═══ Provided material

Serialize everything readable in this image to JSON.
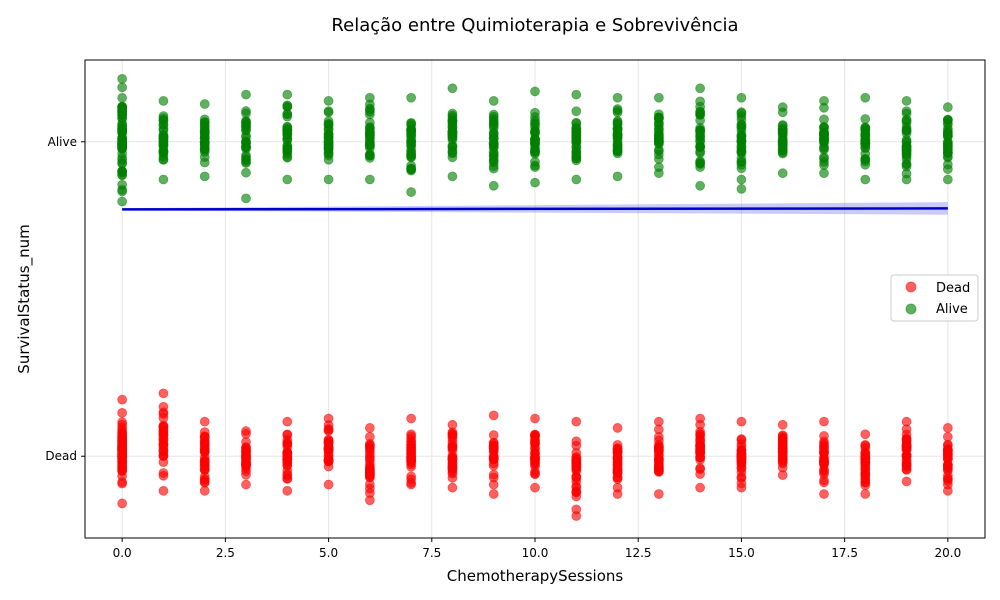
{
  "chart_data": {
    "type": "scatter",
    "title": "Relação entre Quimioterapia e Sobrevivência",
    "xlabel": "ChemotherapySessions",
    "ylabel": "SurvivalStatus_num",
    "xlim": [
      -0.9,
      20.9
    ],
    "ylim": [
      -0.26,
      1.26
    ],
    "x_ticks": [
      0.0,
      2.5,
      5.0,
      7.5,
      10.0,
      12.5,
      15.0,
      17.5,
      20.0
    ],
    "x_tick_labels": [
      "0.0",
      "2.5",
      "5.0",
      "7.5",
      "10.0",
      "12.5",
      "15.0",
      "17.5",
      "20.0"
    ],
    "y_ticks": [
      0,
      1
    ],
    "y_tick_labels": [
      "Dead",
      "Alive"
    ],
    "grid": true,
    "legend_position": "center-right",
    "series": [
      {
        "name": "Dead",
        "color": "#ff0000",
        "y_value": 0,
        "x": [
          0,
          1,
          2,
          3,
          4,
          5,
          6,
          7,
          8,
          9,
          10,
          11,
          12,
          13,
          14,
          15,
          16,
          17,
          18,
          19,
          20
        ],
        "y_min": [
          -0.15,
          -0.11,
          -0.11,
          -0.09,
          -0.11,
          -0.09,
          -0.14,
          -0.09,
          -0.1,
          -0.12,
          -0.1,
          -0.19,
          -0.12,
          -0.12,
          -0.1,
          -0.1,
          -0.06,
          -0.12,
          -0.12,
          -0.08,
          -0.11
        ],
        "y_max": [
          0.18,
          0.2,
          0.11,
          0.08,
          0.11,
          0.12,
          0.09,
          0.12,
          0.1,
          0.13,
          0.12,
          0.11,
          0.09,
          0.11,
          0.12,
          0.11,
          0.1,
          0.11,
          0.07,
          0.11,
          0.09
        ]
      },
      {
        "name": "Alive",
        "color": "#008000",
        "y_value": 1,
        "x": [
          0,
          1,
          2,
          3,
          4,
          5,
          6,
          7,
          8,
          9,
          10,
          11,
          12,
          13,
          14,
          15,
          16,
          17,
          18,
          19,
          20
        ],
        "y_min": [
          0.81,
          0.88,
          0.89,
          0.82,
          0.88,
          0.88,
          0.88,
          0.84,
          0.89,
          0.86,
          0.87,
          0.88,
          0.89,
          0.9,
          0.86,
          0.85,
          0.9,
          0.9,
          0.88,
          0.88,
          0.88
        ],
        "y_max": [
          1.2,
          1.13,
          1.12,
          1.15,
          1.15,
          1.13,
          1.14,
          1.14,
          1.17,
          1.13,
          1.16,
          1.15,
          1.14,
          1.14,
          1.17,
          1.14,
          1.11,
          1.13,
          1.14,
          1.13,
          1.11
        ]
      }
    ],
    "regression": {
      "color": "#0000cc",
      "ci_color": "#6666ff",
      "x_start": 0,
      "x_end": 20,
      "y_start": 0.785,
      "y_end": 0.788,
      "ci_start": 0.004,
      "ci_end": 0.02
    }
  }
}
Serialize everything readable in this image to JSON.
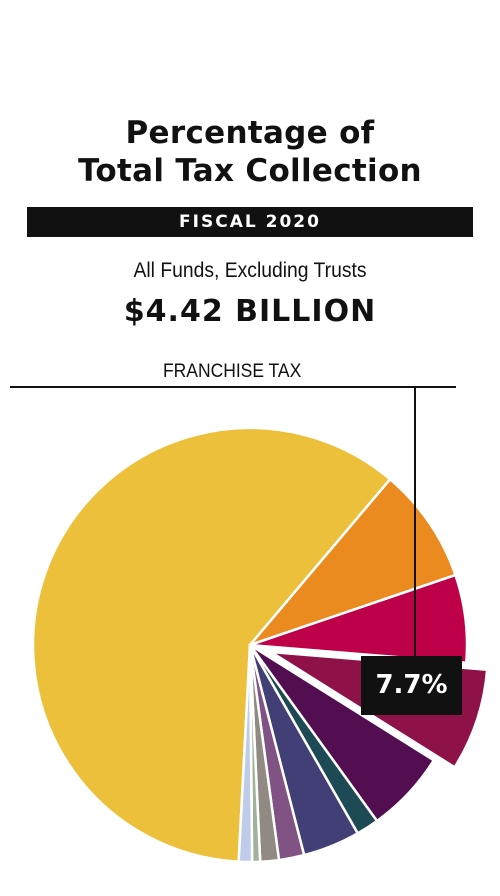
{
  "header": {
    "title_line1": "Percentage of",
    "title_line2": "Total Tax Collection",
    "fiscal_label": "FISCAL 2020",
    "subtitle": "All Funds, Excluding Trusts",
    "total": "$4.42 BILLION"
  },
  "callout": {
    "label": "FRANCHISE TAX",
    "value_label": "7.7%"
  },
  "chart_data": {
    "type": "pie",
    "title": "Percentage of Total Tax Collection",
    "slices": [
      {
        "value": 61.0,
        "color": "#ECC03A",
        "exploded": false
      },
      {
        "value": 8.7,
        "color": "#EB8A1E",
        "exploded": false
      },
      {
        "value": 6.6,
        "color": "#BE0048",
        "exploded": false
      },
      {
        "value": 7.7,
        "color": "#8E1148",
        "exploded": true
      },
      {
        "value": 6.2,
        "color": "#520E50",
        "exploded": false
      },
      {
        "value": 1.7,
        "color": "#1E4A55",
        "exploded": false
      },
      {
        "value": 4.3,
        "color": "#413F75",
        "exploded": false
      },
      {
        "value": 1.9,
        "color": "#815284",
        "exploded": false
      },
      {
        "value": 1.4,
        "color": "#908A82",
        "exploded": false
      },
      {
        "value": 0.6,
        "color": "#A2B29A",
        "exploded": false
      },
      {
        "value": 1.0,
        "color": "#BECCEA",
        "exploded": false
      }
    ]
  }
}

══════

#### Work instructions
Output every entry word for word, but omit the pictures.

#### Task response
Serialize everything readable in this image to JSON.
{
  "chart_data": {
    "type": "scatter",
    "title": "Relação entre Quimioterapia e Sobrevivência",
    "xlabel": "ChemotherapySessions",
    "ylabel": "SurvivalStatus_num",
    "xlim": [
      -0.9,
      20.9
    ],
    "ylim": [
      -0.26,
      1.26
    ],
    "x_ticks": [
      0.0,
      2.5,
      5.0,
      7.5,
      10.0,
      12.5,
      15.0,
      17.5,
      20.0
    ],
    "x_tick_labels": [
      "0.0",
      "2.5",
      "5.0",
      "7.5",
      "10.0",
      "12.5",
      "15.0",
      "17.5",
      "20.0"
    ],
    "y_ticks": [
      0,
      1
    ],
    "y_tick_labels": [
      "Dead",
      "Alive"
    ],
    "grid": true,
    "legend_position": "center-right",
    "series": [
      {
        "name": "Dead",
        "color": "#ff0000",
        "y_value": 0,
        "x": [
          0,
          1,
          2,
          3,
          4,
          5,
          6,
          7,
          8,
          9,
          10,
          11,
          12,
          13,
          14,
          15,
          16,
          17,
          18,
          19,
          20
        ],
        "y_min": [
          -0.15,
          -0.11,
          -0.11,
          -0.09,
          -0.11,
          -0.09,
          -0.14,
          -0.09,
          -0.1,
          -0.12,
          -0.1,
          -0.19,
          -0.12,
          -0.12,
          -0.1,
          -0.1,
          -0.06,
          -0.12,
          -0.12,
          -0.08,
          -0.11
        ],
        "y_max": [
          0.18,
          0.2,
          0.11,
          0.08,
          0.11,
          0.12,
          0.09,
          0.12,
          0.1,
          0.13,
          0.12,
          0.11,
          0.09,
          0.11,
          0.12,
          0.11,
          0.1,
          0.11,
          0.07,
          0.11,
          0.09
        ]
      },
      {
        "name": "Alive",
        "color": "#008000",
        "y_value": 1,
        "x": [
          0,
          1,
          2,
          3,
          4,
          5,
          6,
          7,
          8,
          9,
          10,
          11,
          12,
          13,
          14,
          15,
          16,
          17,
          18,
          19,
          20
        ],
        "y_min": [
          0.81,
          0.88,
          0.89,
          0.82,
          0.88,
          0.88,
          0.88,
          0.84,
          0.89,
          0.86,
          0.87,
          0.88,
          0.89,
          0.9,
          0.86,
          0.85,
          0.9,
          0.9,
          0.88,
          0.88,
          0.88
        ],
        "y_max": [
          1.2,
          1.13,
          1.12,
          1.15,
          1.15,
          1.13,
          1.14,
          1.14,
          1.17,
          1.13,
          1.16,
          1.15,
          1.14,
          1.14,
          1.17,
          1.14,
          1.11,
          1.13,
          1.14,
          1.13,
          1.11
        ]
      }
    ],
    "regression": {
      "color": "#0000cc",
      "ci_color": "#6666ff",
      "x_start": 0,
      "x_end": 20,
      "y_start": 0.785,
      "y_end": 0.788,
      "ci_start": 0.004,
      "ci_end": 0.02
    }
  }
}
Serialize everything readable in this image to JSON.
{
  "header": {
    "title_line1": "Percentage of",
    "title_line2": "Total Tax Collection",
    "fiscal_label": "FISCAL 2020",
    "subtitle": "All Funds, Excluding Trusts",
    "total": "$4.42 BILLION"
  },
  "callout": {
    "label": "FRANCHISE TAX",
    "value_label": "7.7%"
  },
  "chart_data": {
    "type": "pie",
    "title": "Percentage of Total Tax Collection",
    "slices": [
      {
        "value": 61.0,
        "color": "#ECC03A",
        "exploded": false
      },
      {
        "value": 8.7,
        "color": "#EB8A1E",
        "exploded": false
      },
      {
        "value": 6.6,
        "color": "#BE0048",
        "exploded": false
      },
      {
        "value": 7.7,
        "color": "#8E1148",
        "exploded": true
      },
      {
        "value": 6.2,
        "color": "#520E50",
        "exploded": false
      },
      {
        "value": 1.7,
        "color": "#1E4A55",
        "exploded": false
      },
      {
        "value": 4.3,
        "color": "#413F75",
        "exploded": false
      },
      {
        "value": 1.9,
        "color": "#815284",
        "exploded": false
      },
      {
        "value": 1.4,
        "color": "#908A82",
        "exploded": false
      },
      {
        "value": 0.6,
        "color": "#A2B29A",
        "exploded": false
      },
      {
        "value": 1.0,
        "color": "#BECCEA",
        "exploded": false
      }
    ]
  }
}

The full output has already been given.